◆ What is expected:
Repeat the data word for word. Do not include the pictures.
+--
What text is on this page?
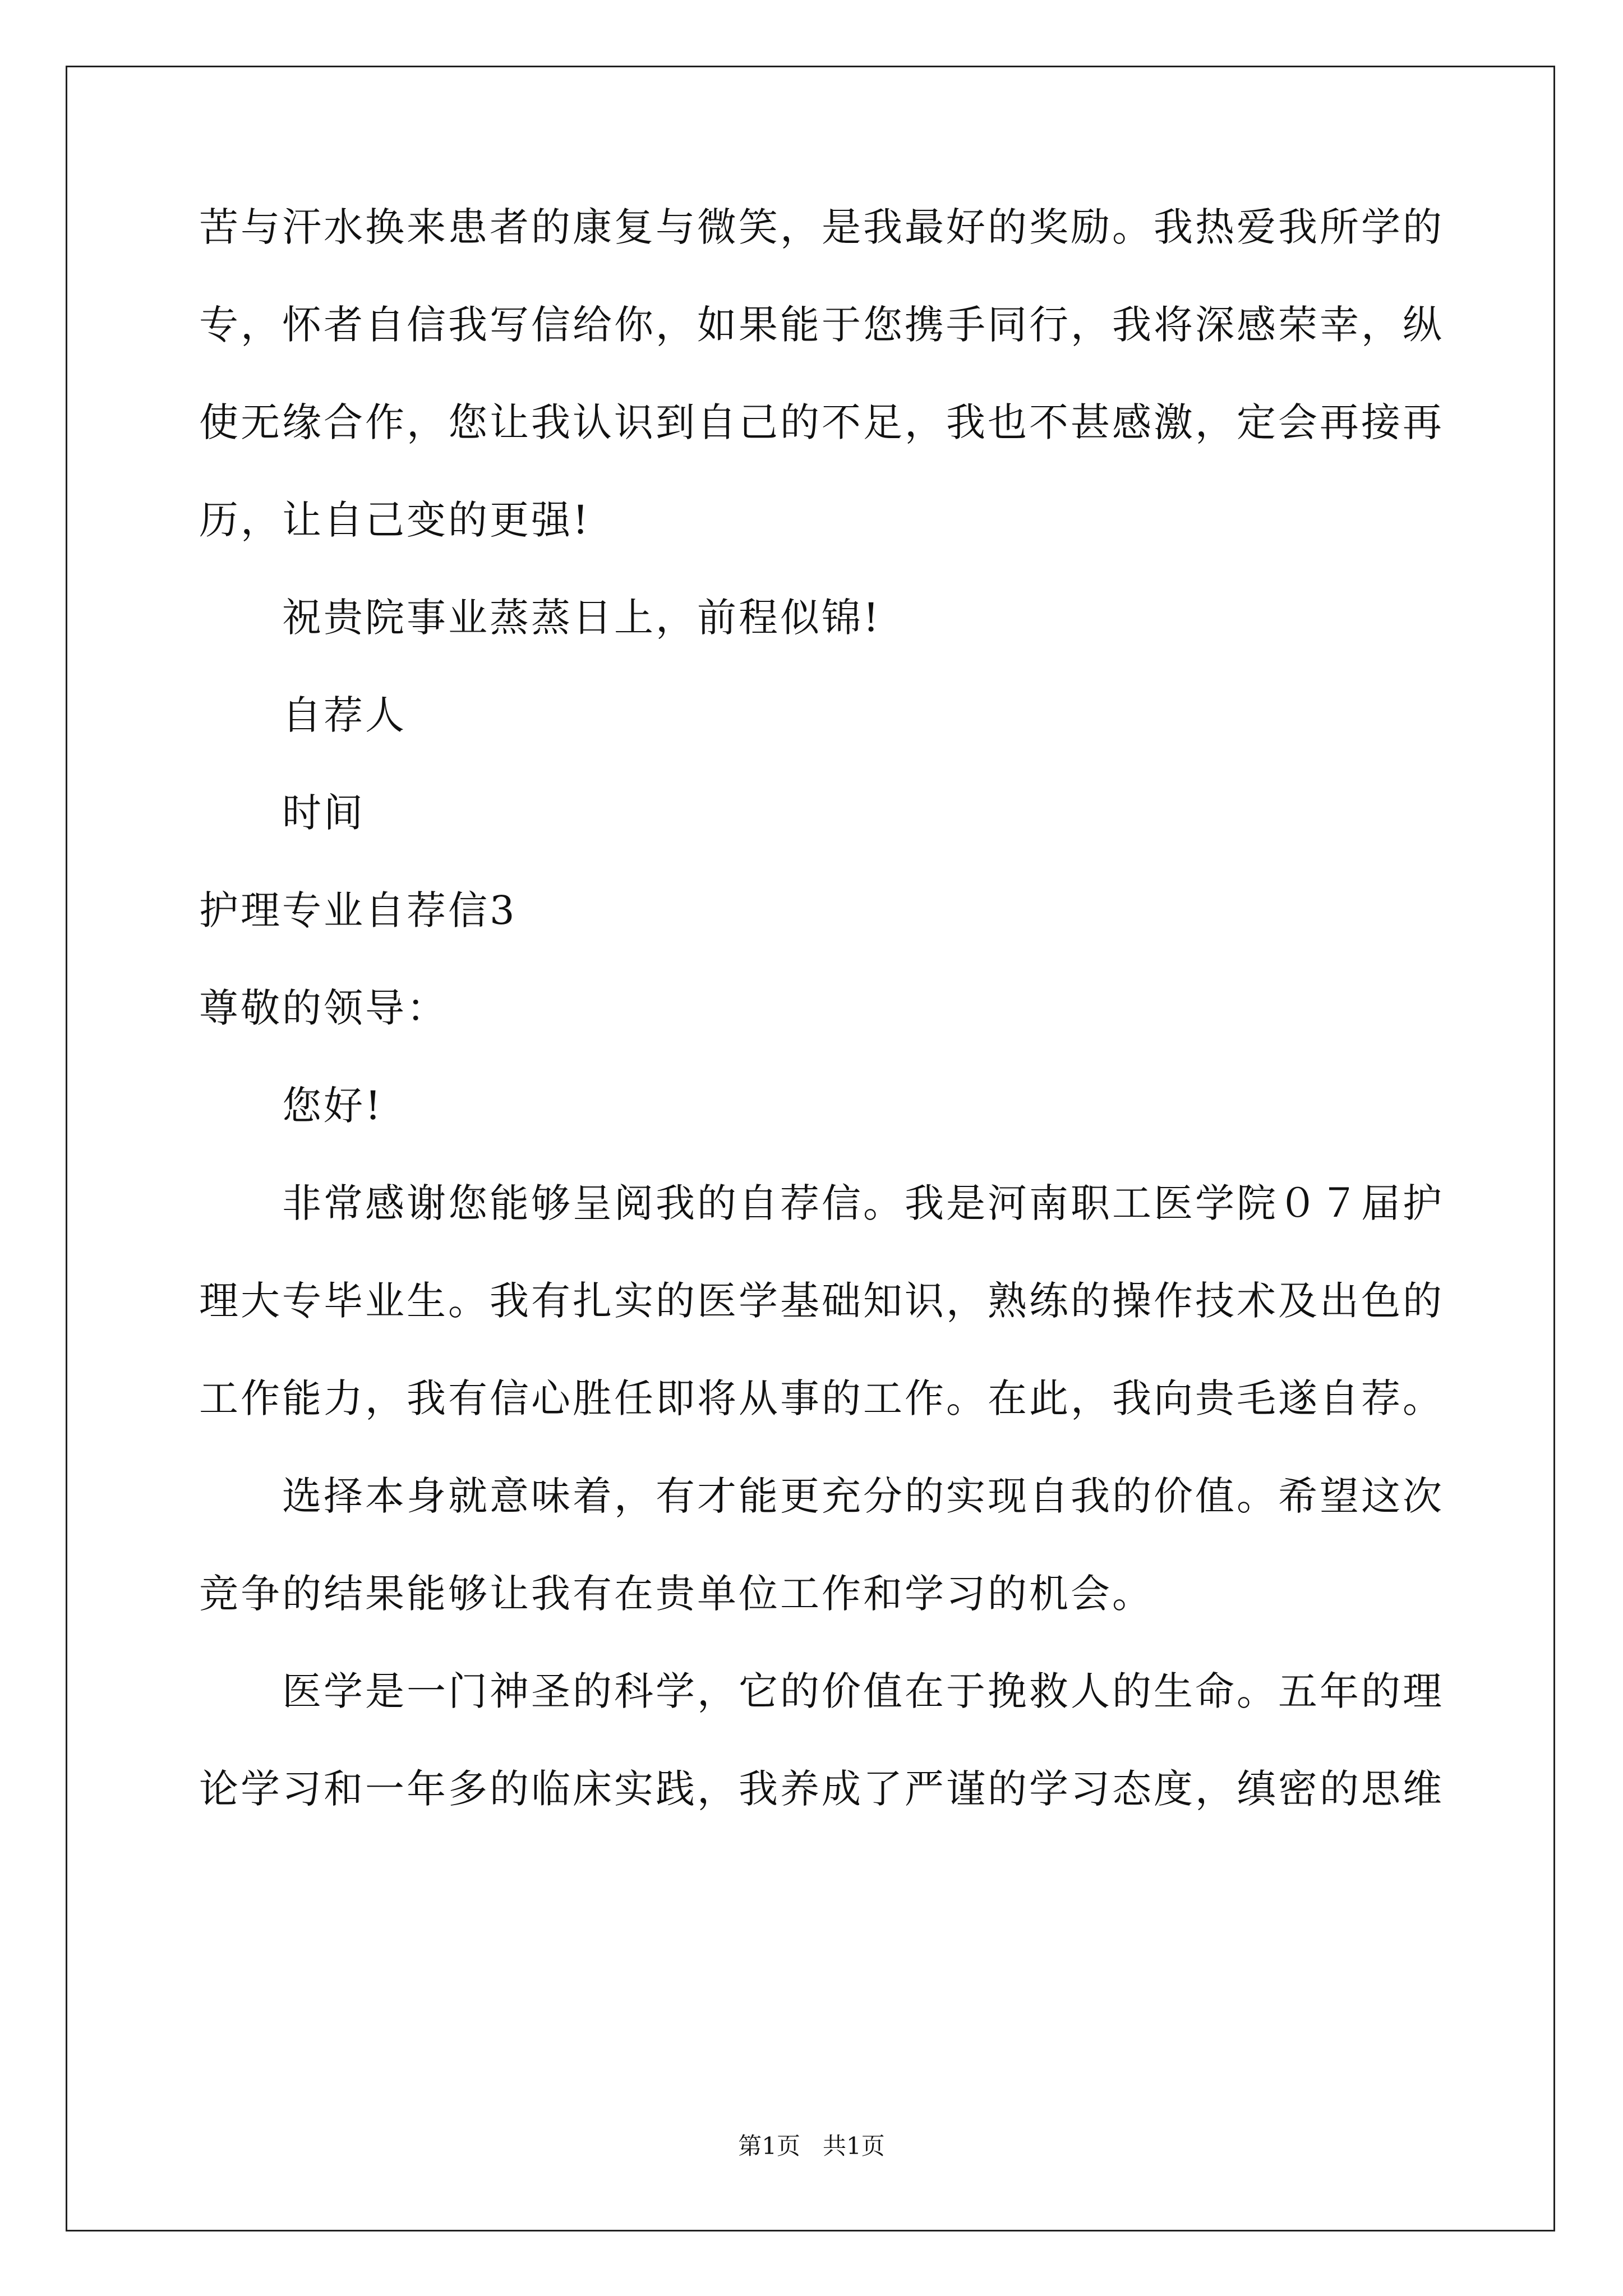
苦与汗水换来患者的康复与微笑，是我最好的奖励。我热爱我所学的
专，怀者自信我写信给你，如果能于您携手同行，我将深感荣幸，纵
使无缘合作，您让我认识到自己的不足，我也不甚感激，定会再接再
历，让自己变的更强!
祝贵院事业蒸蒸日上，前程似锦!
自荐人
时间
护理专业自荐信3
尊敬的领导：
您好!
非常感谢您能够呈阅我的自荐信。我是河南职工医学院０７届护
理大专毕业生。我有扎实的医学基础知识，熟练的操作技术及出色的
工作能力，我有信心胜任即将从事的工作。在此，我向贵毛遂自荐。
选择本身就意味着，有才能更充分的实现自我的价值。希望这次
竞争的结果能够让我有在贵单位工作和学习的机会。
医学是一门神圣的科学，它的价值在于挽救人的生命。五年的理
论学习和一年多的临床实践，我养成了严谨的学习态度，缜密的思维
第1页   共1页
+--
◆ Response to the task:
What text is on this page?
苦与汗水换来患者的康复与微笑，是我最好的奖励。我热爱我所学的
专，怀者自信我写信给你，如果能于您携手同行，我将深感荣幸，纵
使无缘合作，您让我认识到自己的不足，我也不甚感激，定会再接再
历，让自己变的更强!
祝贵院事业蒸蒸日上，前程似锦!
自荐人
时间
护理专业自荐信3
尊敬的领导：
您好!
非常感谢您能够呈阅我的自荐信。我是河南职工医学院０７届护
理大专毕业生。我有扎实的医学基础知识，熟练的操作技术及出色的
工作能力，我有信心胜任即将从事的工作。在此，我向贵毛遂自荐。
选择本身就意味着，有才能更充分的实现自我的价值。希望这次
竞争的结果能够让我有在贵单位工作和学习的机会。
医学是一门神圣的科学，它的价值在于挽救人的生命。五年的理
论学习和一年多的临床实践，我养成了严谨的学习态度，缜密的思维
第1页   共1页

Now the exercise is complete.